_Requirements_
In the data, extract each line that holds the string "Test".
===== Data provided =====
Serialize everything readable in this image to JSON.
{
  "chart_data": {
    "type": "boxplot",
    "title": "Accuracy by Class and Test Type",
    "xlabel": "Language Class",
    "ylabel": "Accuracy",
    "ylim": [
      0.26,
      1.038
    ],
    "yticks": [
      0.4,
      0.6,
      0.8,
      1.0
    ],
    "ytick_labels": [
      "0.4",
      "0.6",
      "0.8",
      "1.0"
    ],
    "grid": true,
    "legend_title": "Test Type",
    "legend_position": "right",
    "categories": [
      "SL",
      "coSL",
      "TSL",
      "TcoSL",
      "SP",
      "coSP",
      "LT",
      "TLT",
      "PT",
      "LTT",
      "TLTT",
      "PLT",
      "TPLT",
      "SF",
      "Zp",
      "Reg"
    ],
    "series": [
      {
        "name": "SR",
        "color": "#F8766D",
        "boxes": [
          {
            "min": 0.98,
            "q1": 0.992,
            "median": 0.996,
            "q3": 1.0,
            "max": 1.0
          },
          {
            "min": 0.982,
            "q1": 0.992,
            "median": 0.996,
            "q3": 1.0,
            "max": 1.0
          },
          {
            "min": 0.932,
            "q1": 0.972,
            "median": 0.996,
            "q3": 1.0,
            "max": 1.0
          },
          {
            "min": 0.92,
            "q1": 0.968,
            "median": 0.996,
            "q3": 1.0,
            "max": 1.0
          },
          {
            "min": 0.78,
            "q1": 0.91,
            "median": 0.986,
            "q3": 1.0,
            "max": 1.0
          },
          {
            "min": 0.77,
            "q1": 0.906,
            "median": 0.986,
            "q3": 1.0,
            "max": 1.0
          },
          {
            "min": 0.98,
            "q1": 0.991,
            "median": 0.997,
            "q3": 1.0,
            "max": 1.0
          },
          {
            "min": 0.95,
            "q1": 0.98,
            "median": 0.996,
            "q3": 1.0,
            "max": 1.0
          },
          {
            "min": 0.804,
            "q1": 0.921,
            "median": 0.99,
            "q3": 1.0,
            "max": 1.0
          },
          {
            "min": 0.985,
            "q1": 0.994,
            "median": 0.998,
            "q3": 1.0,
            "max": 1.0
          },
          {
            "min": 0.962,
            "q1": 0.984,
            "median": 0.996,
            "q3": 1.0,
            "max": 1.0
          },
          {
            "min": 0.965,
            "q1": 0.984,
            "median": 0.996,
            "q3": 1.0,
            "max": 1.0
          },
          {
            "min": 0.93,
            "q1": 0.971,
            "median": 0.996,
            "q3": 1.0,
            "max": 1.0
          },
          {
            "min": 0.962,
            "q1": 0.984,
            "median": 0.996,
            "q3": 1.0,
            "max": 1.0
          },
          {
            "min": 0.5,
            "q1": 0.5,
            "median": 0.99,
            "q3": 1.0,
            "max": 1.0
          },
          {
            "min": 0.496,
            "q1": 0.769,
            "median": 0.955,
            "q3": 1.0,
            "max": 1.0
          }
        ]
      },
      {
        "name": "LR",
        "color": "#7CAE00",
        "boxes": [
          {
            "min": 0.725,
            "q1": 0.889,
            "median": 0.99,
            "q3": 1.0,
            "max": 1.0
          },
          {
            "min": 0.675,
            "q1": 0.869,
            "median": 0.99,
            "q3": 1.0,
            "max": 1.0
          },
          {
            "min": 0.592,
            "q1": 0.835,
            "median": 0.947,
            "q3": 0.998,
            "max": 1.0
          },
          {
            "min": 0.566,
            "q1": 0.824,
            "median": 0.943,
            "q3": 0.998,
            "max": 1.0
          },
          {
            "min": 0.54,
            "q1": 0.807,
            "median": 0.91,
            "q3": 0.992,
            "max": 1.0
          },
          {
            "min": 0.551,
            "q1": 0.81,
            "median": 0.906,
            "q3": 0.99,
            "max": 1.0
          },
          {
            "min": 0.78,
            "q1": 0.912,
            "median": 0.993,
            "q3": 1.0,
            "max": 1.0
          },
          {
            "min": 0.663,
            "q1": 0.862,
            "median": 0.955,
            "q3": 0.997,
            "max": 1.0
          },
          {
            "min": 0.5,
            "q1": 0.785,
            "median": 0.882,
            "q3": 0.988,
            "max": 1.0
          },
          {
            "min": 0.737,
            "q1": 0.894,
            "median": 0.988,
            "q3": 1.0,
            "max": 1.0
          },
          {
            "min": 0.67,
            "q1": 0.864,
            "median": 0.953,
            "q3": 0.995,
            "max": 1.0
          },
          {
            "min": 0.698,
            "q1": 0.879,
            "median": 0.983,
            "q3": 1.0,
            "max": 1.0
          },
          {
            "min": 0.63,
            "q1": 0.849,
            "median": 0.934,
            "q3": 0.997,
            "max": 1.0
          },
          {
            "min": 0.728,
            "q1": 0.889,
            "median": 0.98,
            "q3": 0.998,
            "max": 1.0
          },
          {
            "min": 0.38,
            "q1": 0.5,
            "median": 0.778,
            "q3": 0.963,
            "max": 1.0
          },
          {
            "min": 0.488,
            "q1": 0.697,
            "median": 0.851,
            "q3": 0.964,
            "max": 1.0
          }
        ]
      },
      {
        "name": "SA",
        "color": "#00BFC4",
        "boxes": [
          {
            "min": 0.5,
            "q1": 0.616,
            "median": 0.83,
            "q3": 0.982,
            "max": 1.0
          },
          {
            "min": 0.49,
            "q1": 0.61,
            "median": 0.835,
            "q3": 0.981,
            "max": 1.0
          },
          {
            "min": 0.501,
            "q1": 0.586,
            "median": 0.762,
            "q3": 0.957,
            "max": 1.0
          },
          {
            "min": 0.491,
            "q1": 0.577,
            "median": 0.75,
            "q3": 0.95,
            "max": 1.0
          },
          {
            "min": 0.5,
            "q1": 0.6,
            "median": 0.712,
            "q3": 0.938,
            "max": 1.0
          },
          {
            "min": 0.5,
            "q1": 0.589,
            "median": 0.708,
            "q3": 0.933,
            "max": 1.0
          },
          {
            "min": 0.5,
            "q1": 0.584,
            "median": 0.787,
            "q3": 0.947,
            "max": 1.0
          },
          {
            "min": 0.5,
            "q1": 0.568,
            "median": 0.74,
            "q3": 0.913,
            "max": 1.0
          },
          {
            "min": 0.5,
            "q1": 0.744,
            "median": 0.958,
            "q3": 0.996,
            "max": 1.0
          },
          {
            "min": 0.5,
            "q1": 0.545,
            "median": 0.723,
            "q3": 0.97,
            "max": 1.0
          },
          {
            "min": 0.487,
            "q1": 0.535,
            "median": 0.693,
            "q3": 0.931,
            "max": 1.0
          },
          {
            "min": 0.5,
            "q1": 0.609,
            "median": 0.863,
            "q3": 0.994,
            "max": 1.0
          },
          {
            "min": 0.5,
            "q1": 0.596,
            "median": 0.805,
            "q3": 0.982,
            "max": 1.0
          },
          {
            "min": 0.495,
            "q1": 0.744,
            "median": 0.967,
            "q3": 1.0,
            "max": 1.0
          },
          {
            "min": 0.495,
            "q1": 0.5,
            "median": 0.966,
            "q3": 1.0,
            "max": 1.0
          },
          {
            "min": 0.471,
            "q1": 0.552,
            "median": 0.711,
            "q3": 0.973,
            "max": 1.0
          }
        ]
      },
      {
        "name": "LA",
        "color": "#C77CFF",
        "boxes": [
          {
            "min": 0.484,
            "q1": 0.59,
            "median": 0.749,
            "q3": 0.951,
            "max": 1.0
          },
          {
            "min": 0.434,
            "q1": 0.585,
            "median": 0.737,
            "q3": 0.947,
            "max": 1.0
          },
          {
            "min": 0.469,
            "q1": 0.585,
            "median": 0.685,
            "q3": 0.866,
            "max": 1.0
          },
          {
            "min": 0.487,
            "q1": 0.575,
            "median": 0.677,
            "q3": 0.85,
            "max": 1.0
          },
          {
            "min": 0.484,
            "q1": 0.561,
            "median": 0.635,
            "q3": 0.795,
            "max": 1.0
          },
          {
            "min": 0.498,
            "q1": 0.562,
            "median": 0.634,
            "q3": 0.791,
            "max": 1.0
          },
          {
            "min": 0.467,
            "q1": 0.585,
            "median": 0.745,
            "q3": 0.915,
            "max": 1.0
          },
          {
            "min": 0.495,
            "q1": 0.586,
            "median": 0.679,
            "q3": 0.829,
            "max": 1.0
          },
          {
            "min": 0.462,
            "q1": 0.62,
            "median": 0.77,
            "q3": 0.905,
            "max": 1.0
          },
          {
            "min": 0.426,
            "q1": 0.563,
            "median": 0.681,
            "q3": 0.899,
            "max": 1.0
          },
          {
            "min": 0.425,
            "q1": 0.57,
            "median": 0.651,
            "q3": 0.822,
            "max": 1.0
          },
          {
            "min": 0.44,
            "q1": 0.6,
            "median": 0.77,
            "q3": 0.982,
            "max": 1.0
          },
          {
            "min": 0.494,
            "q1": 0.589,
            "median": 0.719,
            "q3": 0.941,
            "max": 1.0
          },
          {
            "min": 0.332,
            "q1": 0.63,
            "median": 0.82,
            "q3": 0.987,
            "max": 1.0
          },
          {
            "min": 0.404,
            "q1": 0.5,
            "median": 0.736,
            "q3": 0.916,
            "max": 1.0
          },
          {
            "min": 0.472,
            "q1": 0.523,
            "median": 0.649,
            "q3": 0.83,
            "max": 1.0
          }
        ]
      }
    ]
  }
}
=====
_Correct result_
    "title": "Accuracy by Class and Test Type",
    "legend_title": "Test Type",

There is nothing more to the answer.